## Start

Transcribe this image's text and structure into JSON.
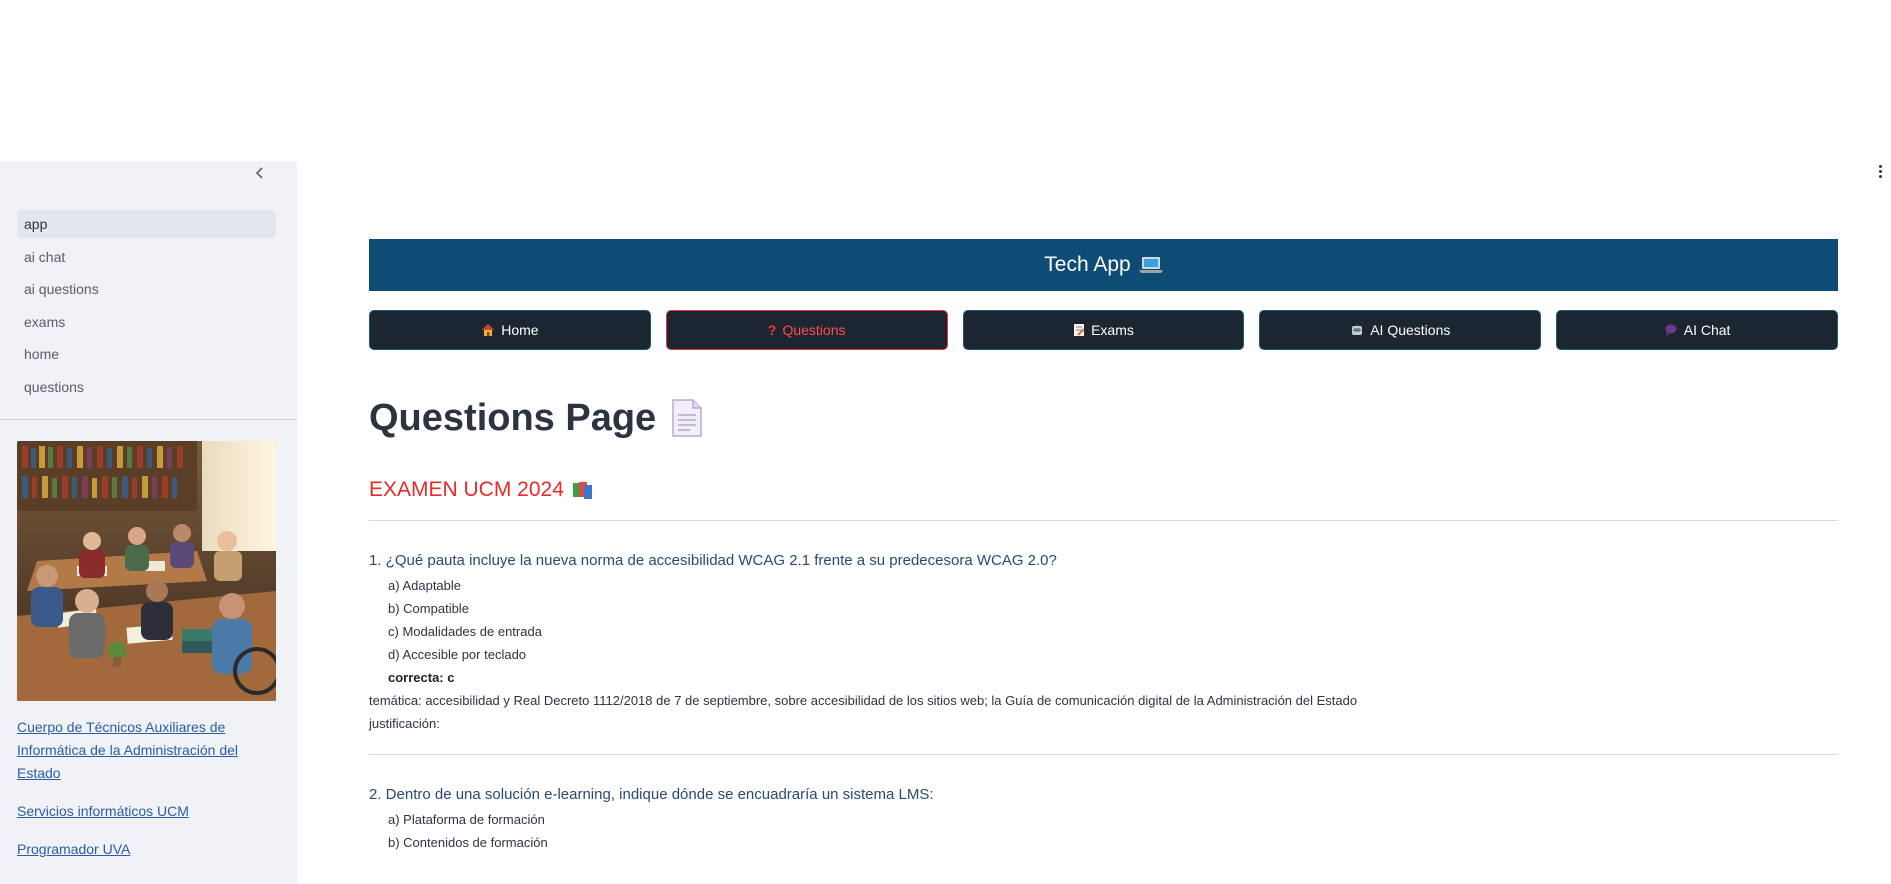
{
  "sidebar": {
    "items": [
      {
        "label": "app",
        "active": true
      },
      {
        "label": "ai chat",
        "active": false
      },
      {
        "label": "ai questions",
        "active": false
      },
      {
        "label": "exams",
        "active": false
      },
      {
        "label": "home",
        "active": false
      },
      {
        "label": "questions",
        "active": false
      }
    ],
    "links": [
      "Cuerpo de Técnicos Auxiliares de Informática de la Administración del Estado",
      "Servicios informáticos UCM",
      "Programador UVA"
    ],
    "image_icon": "people-studying-library-image"
  },
  "header": {
    "title": "Tech App",
    "title_icon": "laptop-icon"
  },
  "tabs": [
    {
      "label": "Home",
      "icon": "house-icon",
      "active": false
    },
    {
      "label": "Questions",
      "icon": "question-mark-icon",
      "active": true
    },
    {
      "label": "Exams",
      "icon": "memo-icon",
      "active": false
    },
    {
      "label": "AI Questions",
      "icon": "robot-icon",
      "active": false
    },
    {
      "label": "AI Chat",
      "icon": "speech-bubble-icon",
      "active": false
    }
  ],
  "page": {
    "title": "Questions Page",
    "title_icon": "page-icon",
    "subheader": "EXAMEN UCM 2024",
    "subheader_icon": "books-icon"
  },
  "questions": [
    {
      "title": "1. ¿Qué pauta incluye la nueva norma de accesibilidad WCAG 2.1 frente a su predecesora WCAG 2.0?",
      "options": [
        "a) Adaptable",
        "b) Compatible",
        "c) Modalidades de entrada",
        "d) Accesible por teclado"
      ],
      "correct": "correcta: c",
      "tematica": "temática: accesibilidad y Real Decreto 1112/2018 de 7 de septiembre, sobre accesibilidad de los sitios web; la Guía de comunicación digital de la Administración del Estado",
      "justificacion": "justificación:"
    },
    {
      "title": "2. Dentro de una solución e-learning, indique dónde se encuadraría un sistema LMS:",
      "options": [
        "a) Plataforma de formación",
        "b) Contenidos de formación"
      ]
    }
  ],
  "colors": {
    "banner": "#0e4c75",
    "tab_bg": "#1c2630",
    "active_tab": "#ff4b55",
    "subheader": "#e52b2b",
    "sidebar_bg": "#f0f2f6"
  }
}
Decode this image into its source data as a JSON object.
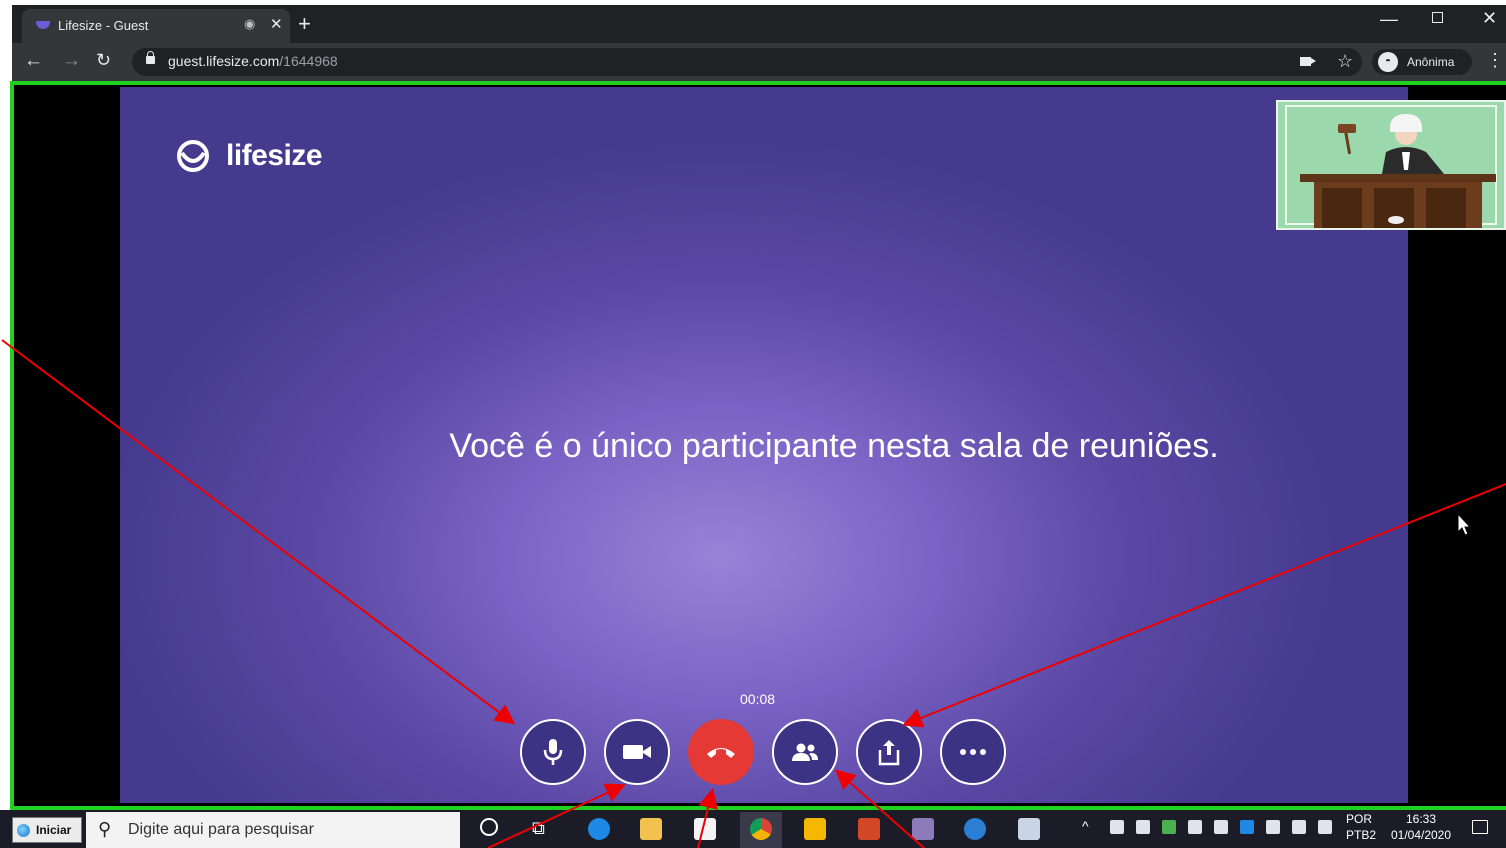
{
  "browser": {
    "tab_title": "Lifesize - Guest",
    "url_host": "guest.lifesize.com",
    "url_path": "/1644968",
    "incognito_label": "Anônima",
    "icons": [
      "back-icon",
      "forward-icon",
      "reload-icon",
      "lock-icon",
      "camera-indicator-icon",
      "star-icon",
      "incognito-icon",
      "kebab-menu-icon"
    ]
  },
  "meeting": {
    "logo_text": "lifesize",
    "message": "Você é o único participante nesta sala de reuniões.",
    "timer": "00:08",
    "controls": [
      {
        "name": "mute-microphone-button",
        "icon": "microphone-icon"
      },
      {
        "name": "toggle-camera-button",
        "icon": "video-camera-icon"
      },
      {
        "name": "end-call-button",
        "icon": "hang-up-icon"
      },
      {
        "name": "participants-button",
        "icon": "participants-icon"
      },
      {
        "name": "share-screen-button",
        "icon": "share-icon"
      },
      {
        "name": "more-options-button",
        "icon": "more-dots-icon"
      }
    ],
    "colors": {
      "accent": "#3c3384",
      "end_call": "#e53935",
      "frame": "#1ed21e"
    }
  },
  "taskbar": {
    "start_label": "Iniciar",
    "search_placeholder": "Digite aqui para pesquisar",
    "lang_top": "POR",
    "lang_bottom": "PTB2",
    "time": "16:33",
    "date": "01/04/2020"
  }
}
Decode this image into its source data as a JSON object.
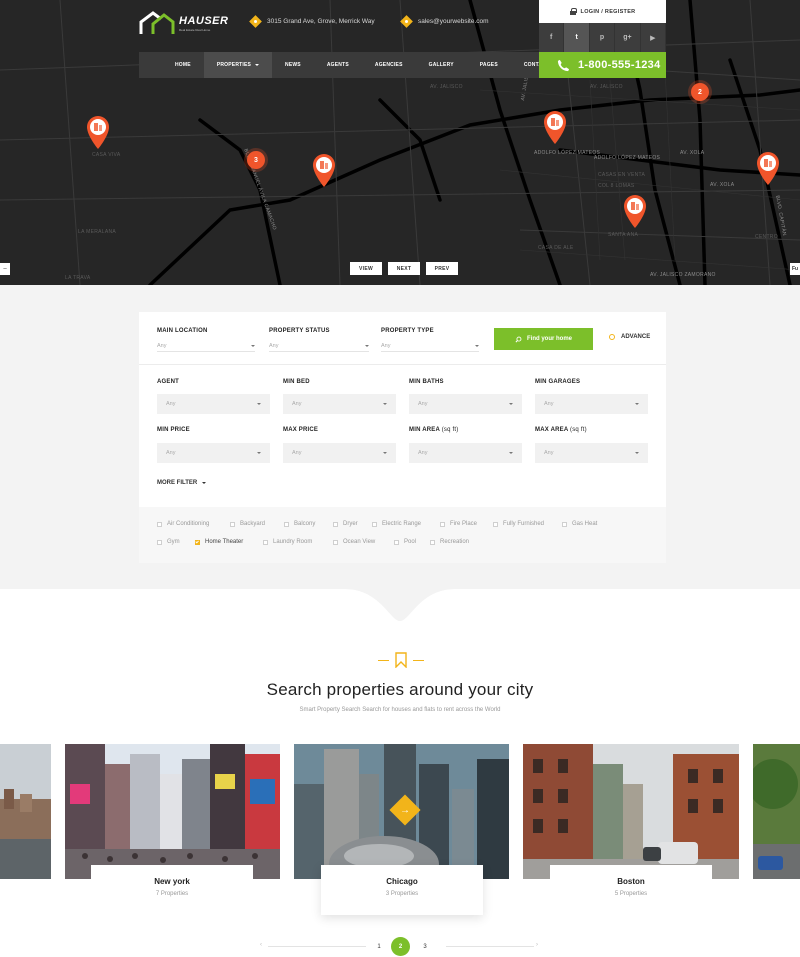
{
  "header": {
    "logo_name": "HAUSER",
    "logo_tagline": "Real Estate Real Home",
    "address": "3015 Grand Ave, Grove, Merrick Way",
    "email": "sales@yourwebsite.com",
    "login_label": "LOGIN / REGISTER",
    "socials": [
      {
        "icon": "facebook-icon",
        "glyph": "f"
      },
      {
        "icon": "twitter-icon",
        "glyph": "t"
      },
      {
        "icon": "pinterest-icon",
        "glyph": "p"
      },
      {
        "icon": "google-plus-icon",
        "glyph": "g+"
      },
      {
        "icon": "youtube-icon",
        "glyph": "▶"
      }
    ],
    "phone": "1-800-555-1234",
    "nav": [
      "HOME",
      "PROPERTIES",
      "NEWS",
      "AGENTS",
      "AGENCIES",
      "GALLERY",
      "PAGES",
      "CONTACTS"
    ]
  },
  "map": {
    "buttons": [
      "VIEW",
      "NEXT",
      "PREV"
    ],
    "clusters": [
      "2",
      "3"
    ],
    "labels": [
      "Adolfo López Mateos",
      "Adolfo López Mateos",
      "Av. Xola",
      "Av. Xola",
      "Av. Jalisco",
      "Av. Jalisco",
      "LA MERALANA",
      "LA TRAVA",
      "CASAS EN VENTA",
      "COL 8 LOMAS",
      "CASA DE ALE",
      "SANTA ANA",
      "Blvd. Manuel Ávila Camacho",
      "Av. Jalisco",
      "CASA VIVA",
      "Av. Jalisco Zamorano",
      "CENTRO",
      "Blvd. Capitán"
    ],
    "edge_right": "Fu"
  },
  "search": {
    "main_location": {
      "label": "MAIN LOCATION",
      "value": "Any"
    },
    "property_status": {
      "label": "PROPERTY STATUS",
      "value": "Any"
    },
    "property_type": {
      "label": "PROPERTY TYPE",
      "value": "Any"
    },
    "find_button": "Find your home",
    "advance": "ADVANCE",
    "row1": [
      {
        "label": "AGENT",
        "value": "Any"
      },
      {
        "label": "MIN BED",
        "value": "Any"
      },
      {
        "label": "MIN BATHS",
        "value": "Any"
      },
      {
        "label": "MIN GARAGES",
        "value": "Any"
      }
    ],
    "row2": [
      {
        "label": "MIN PRICE",
        "sub": "",
        "value": "Any"
      },
      {
        "label": "MAX PRICE",
        "sub": "",
        "value": "Any"
      },
      {
        "label": "MIN AREA",
        "sub": "(sq ft)",
        "value": "Any"
      },
      {
        "label": "MAX AREA",
        "sub": "(sq ft)",
        "value": "Any"
      }
    ],
    "more_filter": "MORE FILTER",
    "amenities_row1": [
      "Air Conditioning",
      "Backyard",
      "Balcony",
      "Dryer",
      "Electric Range",
      "Fire Place",
      "Fully Furnished",
      "Gas Heat"
    ],
    "amenities_row2": [
      "Gym",
      "Home Theater",
      "Laundry Room",
      "Ocean View",
      "Pool",
      "Recreation"
    ],
    "checked": [
      "Home Theater"
    ]
  },
  "cities_section": {
    "title": "Search properties around your city",
    "subtitle": "Smart Property Search Search for houses and flats to rent across the World",
    "cities": [
      {
        "name": "New york",
        "count": "7 Properties"
      },
      {
        "name": "Chicago",
        "count": "3 Properties"
      },
      {
        "name": "Boston",
        "count": "5 Properties"
      }
    ]
  },
  "pagination": {
    "pages": [
      "1",
      "2",
      "3"
    ],
    "active": "2",
    "prev": "‹",
    "next": "›"
  },
  "colors": {
    "accent_green": "#7cbf2a",
    "accent_yellow": "#f2b41a",
    "pin_orange": "#f0552b",
    "dark": "#262626"
  }
}
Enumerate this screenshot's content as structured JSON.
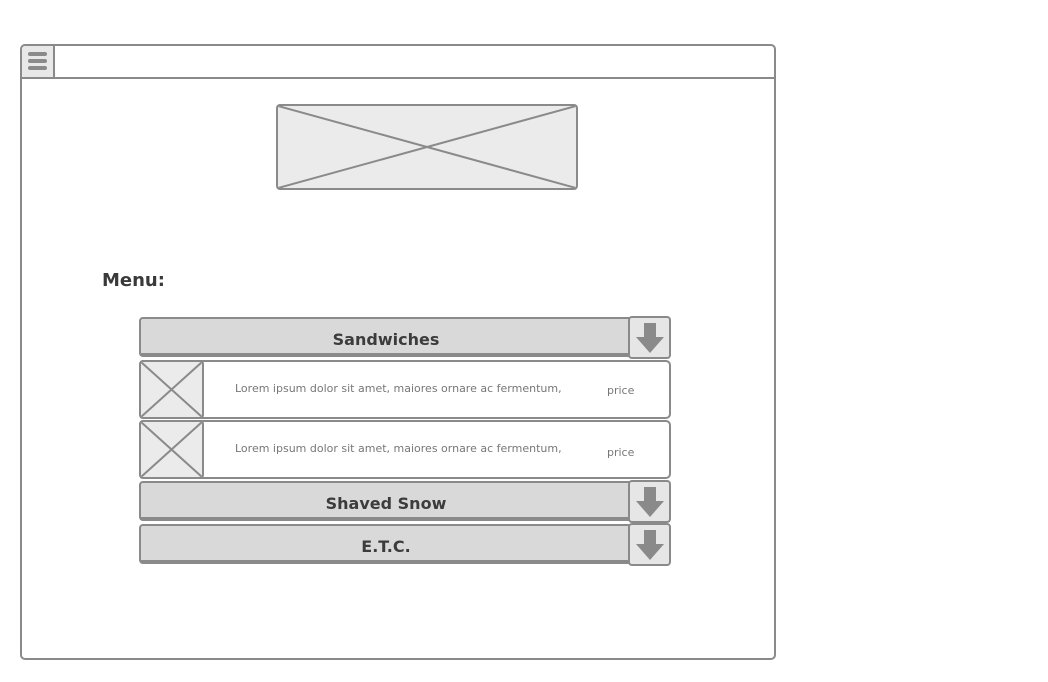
{
  "window": {
    "menu_icon": "hamburger-menu-icon",
    "hero_image": "image-placeholder"
  },
  "menu": {
    "heading": "Menu:",
    "categories": [
      {
        "label": "Sandwiches",
        "toggle_icon": "arrow-down-icon",
        "expanded": true,
        "items": [
          {
            "description": "Lorem ipsum dolor sit amet, maiores ornare ac fermentum,",
            "price": "price",
            "image": "image-placeholder"
          },
          {
            "description": "Lorem ipsum dolor sit amet, maiores ornare ac fermentum,",
            "price": "price",
            "image": "image-placeholder"
          }
        ]
      },
      {
        "label": "Shaved Snow",
        "toggle_icon": "arrow-down-icon",
        "expanded": false
      },
      {
        "label": "E.T.C.",
        "toggle_icon": "arrow-down-icon",
        "expanded": false
      }
    ]
  },
  "colors": {
    "border": "#8a8a8a",
    "bar_fill": "#d9d9d9",
    "placeholder_fill": "#ebebeb",
    "text_dark": "#3c3c3c",
    "text_muted": "#777777"
  }
}
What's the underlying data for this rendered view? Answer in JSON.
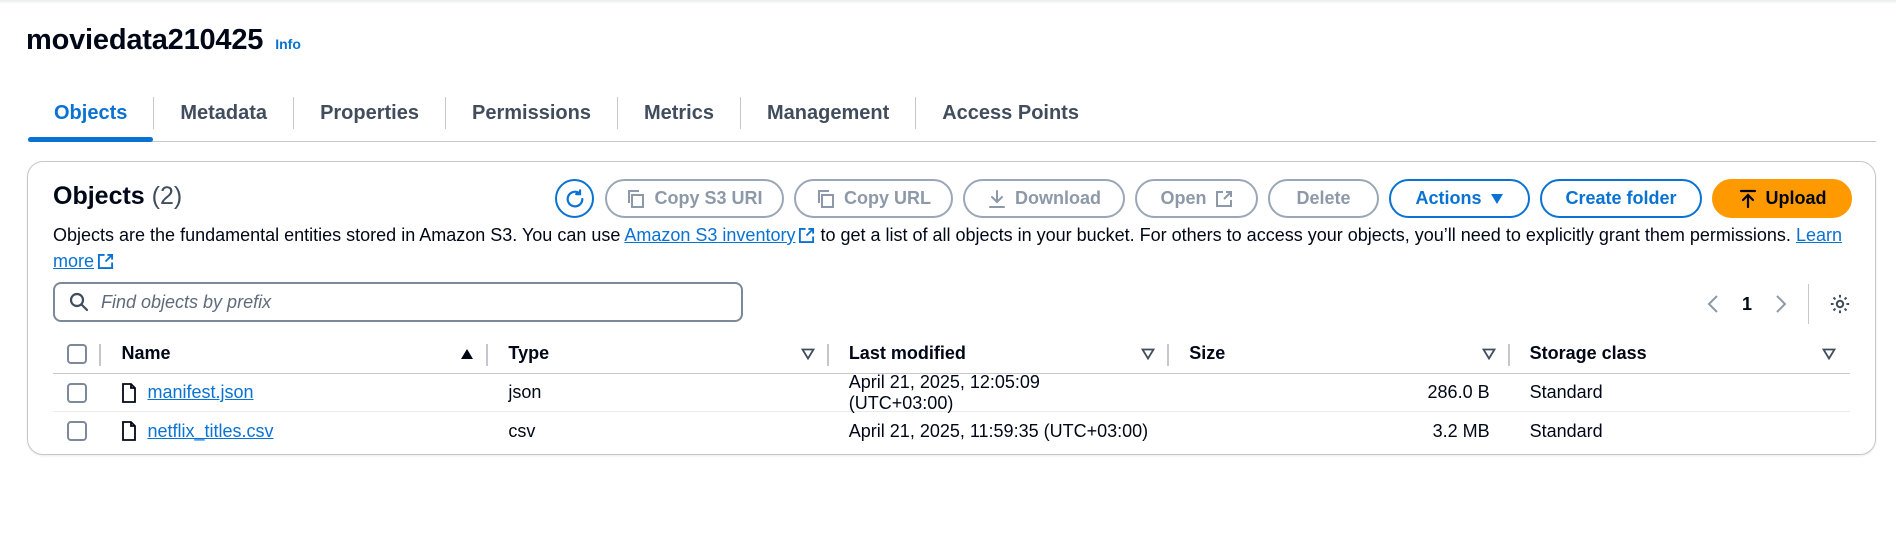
{
  "header": {
    "bucket_name": "moviedata210425",
    "info_label": "Info"
  },
  "tabs": [
    {
      "label": "Objects",
      "active": true
    },
    {
      "label": "Metadata"
    },
    {
      "label": "Properties"
    },
    {
      "label": "Permissions"
    },
    {
      "label": "Metrics"
    },
    {
      "label": "Management"
    },
    {
      "label": "Access Points"
    }
  ],
  "objects_panel": {
    "title": "Objects",
    "count": "(2)",
    "buttons": {
      "copy_s3_uri": "Copy S3 URI",
      "copy_url": "Copy URL",
      "download": "Download",
      "open": "Open",
      "delete": "Delete",
      "actions": "Actions",
      "create_folder": "Create folder",
      "upload": "Upload"
    },
    "description": {
      "part1": "Objects are the fundamental entities stored in Amazon S3. You can use ",
      "inventory_link": "Amazon S3 inventory",
      "part2": " to get a list of all objects in your bucket. For others to access your objects, you’ll need to explicitly grant them permissions. ",
      "learn_more": "Learn more"
    },
    "search": {
      "placeholder": "Find objects by prefix"
    },
    "pagination": {
      "current_page": "1"
    }
  },
  "table": {
    "columns": {
      "name": "Name",
      "type": "Type",
      "last_modified": "Last modified",
      "size": "Size",
      "storage_class": "Storage class"
    },
    "rows": [
      {
        "name": "manifest.json",
        "type": "json",
        "last_modified": "April 21, 2025, 12:05:09 (UTC+03:00)",
        "size": "286.0 B",
        "storage_class": "Standard"
      },
      {
        "name": "netflix_titles.csv",
        "type": "csv",
        "last_modified": "April 21, 2025, 11:59:35 (UTC+03:00)",
        "size": "3.2 MB",
        "storage_class": "Standard"
      }
    ]
  },
  "colors": {
    "accent": "#0972d3",
    "upload": "#ff9900",
    "disabled": "#8d99a8",
    "text": "#000716"
  }
}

## End

WORK TO COMPLETE -
Work out how many lines of the listing above include "April". Answer with the number and nothing more.

SOLUTION -
2